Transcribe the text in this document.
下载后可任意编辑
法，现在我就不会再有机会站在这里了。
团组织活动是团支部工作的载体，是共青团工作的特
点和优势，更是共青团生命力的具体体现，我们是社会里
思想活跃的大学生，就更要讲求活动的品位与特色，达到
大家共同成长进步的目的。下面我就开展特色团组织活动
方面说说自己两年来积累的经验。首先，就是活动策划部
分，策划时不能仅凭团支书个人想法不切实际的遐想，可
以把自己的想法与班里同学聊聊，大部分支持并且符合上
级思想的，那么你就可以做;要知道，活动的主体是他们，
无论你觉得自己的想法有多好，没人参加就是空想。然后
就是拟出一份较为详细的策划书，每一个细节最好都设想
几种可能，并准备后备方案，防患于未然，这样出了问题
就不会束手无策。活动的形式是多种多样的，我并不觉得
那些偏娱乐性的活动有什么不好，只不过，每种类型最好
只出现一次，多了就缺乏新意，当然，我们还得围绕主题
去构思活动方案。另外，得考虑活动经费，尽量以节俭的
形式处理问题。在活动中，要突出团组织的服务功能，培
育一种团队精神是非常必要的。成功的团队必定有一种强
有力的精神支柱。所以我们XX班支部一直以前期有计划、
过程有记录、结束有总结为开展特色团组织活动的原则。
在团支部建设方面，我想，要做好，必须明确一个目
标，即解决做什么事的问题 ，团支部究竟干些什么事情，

· · · ·

WRITTEN INSTRUCTION: Return every entry exactly as given.

WORKED ANSWER:
Transcribe the text in this document.
下载后可任意编辑
法，现在我就不会再有机会站在这里了。
团组织活动是团支部工作的载体，是共青团工作的特
点和优势，更是共青团生命力的具体体现，我们是社会里
思想活跃的大学生，就更要讲求活动的品位与特色，达到
大家共同成长进步的目的。下面我就开展特色团组织活动
方面说说自己两年来积累的经验。首先，就是活动策划部
分，策划时不能仅凭团支书个人想法不切实际的遐想，可
以把自己的想法与班里同学聊聊，大部分支持并且符合上
级思想的，那么你就可以做;要知道，活动的主体是他们，
无论你觉得自己的想法有多好，没人参加就是空想。然后
就是拟出一份较为详细的策划书，每一个细节最好都设想
几种可能，并准备后备方案，防患于未然，这样出了问题
就不会束手无策。活动的形式是多种多样的，我并不觉得
那些偏娱乐性的活动有什么不好，只不过，每种类型最好
只出现一次，多了就缺乏新意，当然，我们还得围绕主题
去构思活动方案。另外，得考虑活动经费，尽量以节俭的
形式处理问题。在活动中，要突出团组织的服务功能，培
育一种团队精神是非常必要的。成功的团队必定有一种强
有力的精神支柱。所以我们XX班支部一直以前期有计划、
过程有记录、结束有总结为开展特色团组织活动的原则。
在团支部建设方面，我想，要做好，必须明确一个目
标，即解决做什么事的问题 ，团支部究竟干些什么事情，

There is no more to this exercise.